--- SET PROBLEM ---
Look for the word "this" in each line and report the count of matching lines, with nothing added.

--- RECORDS SHOWN ---

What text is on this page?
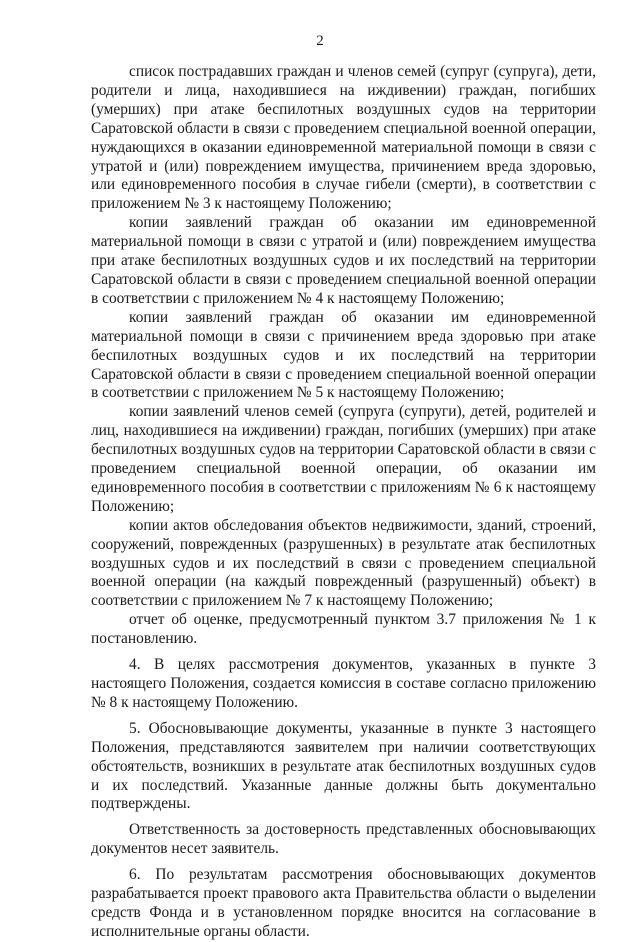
2

список пострадавших граждан и членов семей (супруг (супруга), дети, родители и лица, находившиеся на иждивении) граждан, погибших (умерших) при атаке беспилотных воздушных судов на территории Саратовской области в связи с проведением специальной военной операции, нуждающихся в оказании единовременной материальной помощи в связи с утратой и (или) повреждением имущества, причинением вреда здоровью, или единовременного пособия в случае гибели (смерти), в соответствии с приложением № 3 к настоящему Положению;

копии заявлений граждан об оказании им единовременной материальной помощи в связи с утратой и (или) повреждением имущества при атаке беспилотных воздушных судов и их последствий на территории Саратовской области в связи с проведением специальной военной операции в соответствии с приложением № 4 к настоящему Положению;

копии заявлений граждан об оказании им единовременной материальной помощи в связи с причинением вреда здоровью при атаке беспилотных воздушных судов и их последствий на территории Саратовской области в связи с проведением специальной военной операции в соответствии с приложением № 5 к настоящему Положению;

копии заявлений членов семей (супруга (супруги), детей, родителей и лиц, находившиеся на иждивении) граждан, погибших (умерших) при атаке беспилотных воздушных судов на территории Саратовской области в связи с проведением специальной военной операции, об оказании им единовременного пособия в соответствии с приложениям № 6 к настоящему Положению;

копии актов обследования объектов недвижимости, зданий, строений, сооружений, поврежденных (разрушенных) в результате атак беспилотных воздушных судов и их последствий в связи с проведением специальной военной операции (на каждый поврежденный (разрушенный) объект) в соответствии с приложением № 7 к настоящему Положению;

отчет об оценке, предусмотренный пунктом 3.7 приложения № 1 к постановлению.

4. В целях рассмотрения документов, указанных в пункте 3 настоящего Положения, создается комиссия в составе согласно приложению № 8 к настоящему Положению.

5. Обосновывающие документы, указанные в пункте 3 настоящего Положения, представляются заявителем при наличии соответствующих обстоятельств, возникших в результате атак беспилотных воздушных судов и их последствий. Указанные данные должны быть документально подтверждены.

Ответственность за достоверность представленных обосновывающих документов несет заявитель.

6. По результатам рассмотрения обосновывающих документов разрабатывается проект правового акта Правительства области о выделении средств Фонда и в установленном порядке вносится на согласование в исполнительные органы области.
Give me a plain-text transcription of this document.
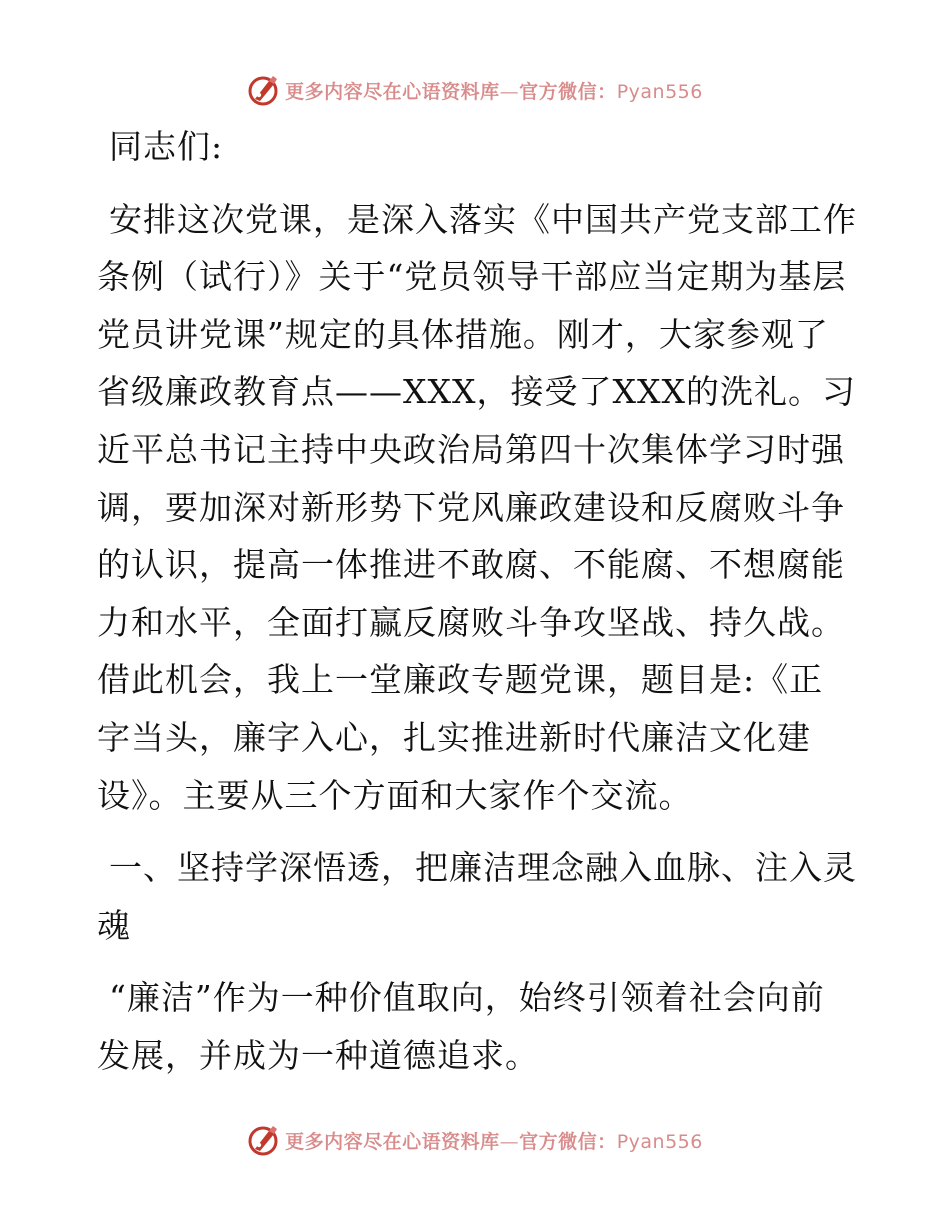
更多内容尽在心语资料库—官方微信：Pyan556

同志们:

安排这次党课，是深入落实《中国共产党支部工作条例（试行）》关于“党员领导干部应当定期为基层党员讲党课”规定的具体措施。刚才，大家参观了省级廉政教育点——XXX，接受了XXX的洗礼。习近平总书记主持中央政治局第四十次集体学习时强调，要加深对新形势下党风廉政建设和反腐败斗争的认识，提高一体推进不敢腐、不能腐、不想腐能力和水平，全面打赢反腐败斗争攻坚战、持久战。借此机会，我上一堂廉政专题党课，题目是:《正字当头，廉字入心，扎实推进新时代廉洁文化建设》。主要从三个方面和大家作个交流。

一、坚持学深悟透，把廉洁理念融入血脉、注入灵魂

“廉洁”作为一种价值取向，始终引领着社会向前发展，并成为一种道德追求。

更多内容尽在心语资料库—官方微信：Pyan556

--- FINISHED EXERCISE ---
2